TASK GOAL: Restate the records in their entirety, word for word.

DATA FOR THE TASK:
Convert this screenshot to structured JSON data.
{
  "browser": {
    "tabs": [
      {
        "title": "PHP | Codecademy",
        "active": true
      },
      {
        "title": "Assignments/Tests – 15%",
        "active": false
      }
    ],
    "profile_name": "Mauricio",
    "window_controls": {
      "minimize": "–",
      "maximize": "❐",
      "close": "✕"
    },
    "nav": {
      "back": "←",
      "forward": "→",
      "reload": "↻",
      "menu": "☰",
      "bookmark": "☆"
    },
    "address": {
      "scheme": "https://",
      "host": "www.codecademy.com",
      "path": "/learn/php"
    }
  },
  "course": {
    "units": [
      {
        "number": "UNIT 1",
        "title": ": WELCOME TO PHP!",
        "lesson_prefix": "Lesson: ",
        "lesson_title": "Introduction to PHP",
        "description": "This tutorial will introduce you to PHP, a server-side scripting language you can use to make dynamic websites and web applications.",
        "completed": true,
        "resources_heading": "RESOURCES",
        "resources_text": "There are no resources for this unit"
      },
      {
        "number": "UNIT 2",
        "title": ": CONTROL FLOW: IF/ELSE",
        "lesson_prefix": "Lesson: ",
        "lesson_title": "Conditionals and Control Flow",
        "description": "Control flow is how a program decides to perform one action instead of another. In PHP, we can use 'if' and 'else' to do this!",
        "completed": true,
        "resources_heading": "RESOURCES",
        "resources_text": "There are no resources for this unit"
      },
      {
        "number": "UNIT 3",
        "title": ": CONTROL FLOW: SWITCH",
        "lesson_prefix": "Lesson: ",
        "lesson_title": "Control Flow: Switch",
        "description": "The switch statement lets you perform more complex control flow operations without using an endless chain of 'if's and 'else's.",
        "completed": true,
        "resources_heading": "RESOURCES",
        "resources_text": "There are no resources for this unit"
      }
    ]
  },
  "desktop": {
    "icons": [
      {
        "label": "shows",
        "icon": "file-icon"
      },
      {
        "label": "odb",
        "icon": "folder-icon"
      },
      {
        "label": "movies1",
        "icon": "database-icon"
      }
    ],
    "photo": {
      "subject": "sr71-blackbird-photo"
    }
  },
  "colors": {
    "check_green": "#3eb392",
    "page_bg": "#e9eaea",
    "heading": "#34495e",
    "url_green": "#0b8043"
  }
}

OUTPUT:
Convert this screenshot to structured JSON data.
{
  "browser": {
    "tabs": [
      {
        "title": "PHP | Codecademy",
        "active": true
      },
      {
        "title": "Assignments/Tests – 15%",
        "active": false
      }
    ],
    "profile_name": "Mauricio",
    "window_controls": {
      "minimize": "–",
      "maximize": "❐",
      "close": "✕"
    },
    "nav": {
      "back": "←",
      "forward": "→",
      "reload": "↻",
      "menu": "☰",
      "bookmark": "☆"
    },
    "address": {
      "scheme": "https://",
      "host": "www.codecademy.com",
      "path": "/learn/php"
    }
  },
  "course": {
    "units": [
      {
        "number": "UNIT 1",
        "title": ": WELCOME TO PHP!",
        "lesson_prefix": "Lesson: ",
        "lesson_title": "Introduction to PHP",
        "description": "This tutorial will introduce you to PHP, a server-side scripting language you can use to make dynamic websites and web applications.",
        "completed": true,
        "resources_heading": "RESOURCES",
        "resources_text": "There are no resources for this unit"
      },
      {
        "number": "UNIT 2",
        "title": ": CONTROL FLOW: IF/ELSE",
        "lesson_prefix": "Lesson: ",
        "lesson_title": "Conditionals and Control Flow",
        "description": "Control flow is how a program decides to perform one action instead of another. In PHP, we can use 'if' and 'else' to do this!",
        "completed": true,
        "resources_heading": "RESOURCES",
        "resources_text": "There are no resources for this unit"
      },
      {
        "number": "UNIT 3",
        "title": ": CONTROL FLOW: SWITCH",
        "lesson_prefix": "Lesson: ",
        "lesson_title": "Control Flow: Switch",
        "description": "The switch statement lets you perform more complex control flow operations without using an endless chain of 'if's and 'else's.",
        "completed": true,
        "resources_heading": "RESOURCES",
        "resources_text": "There are no resources for this unit"
      }
    ]
  },
  "desktop": {
    "icons": [
      {
        "label": "shows",
        "icon": "file-icon"
      },
      {
        "label": "odb",
        "icon": "folder-icon"
      },
      {
        "label": "movies1",
        "icon": "database-icon"
      }
    ],
    "photo": {
      "subject": "sr71-blackbird-photo"
    }
  },
  "colors": {
    "check_green": "#3eb392",
    "page_bg": "#e9eaea",
    "heading": "#34495e",
    "url_green": "#0b8043"
  }
}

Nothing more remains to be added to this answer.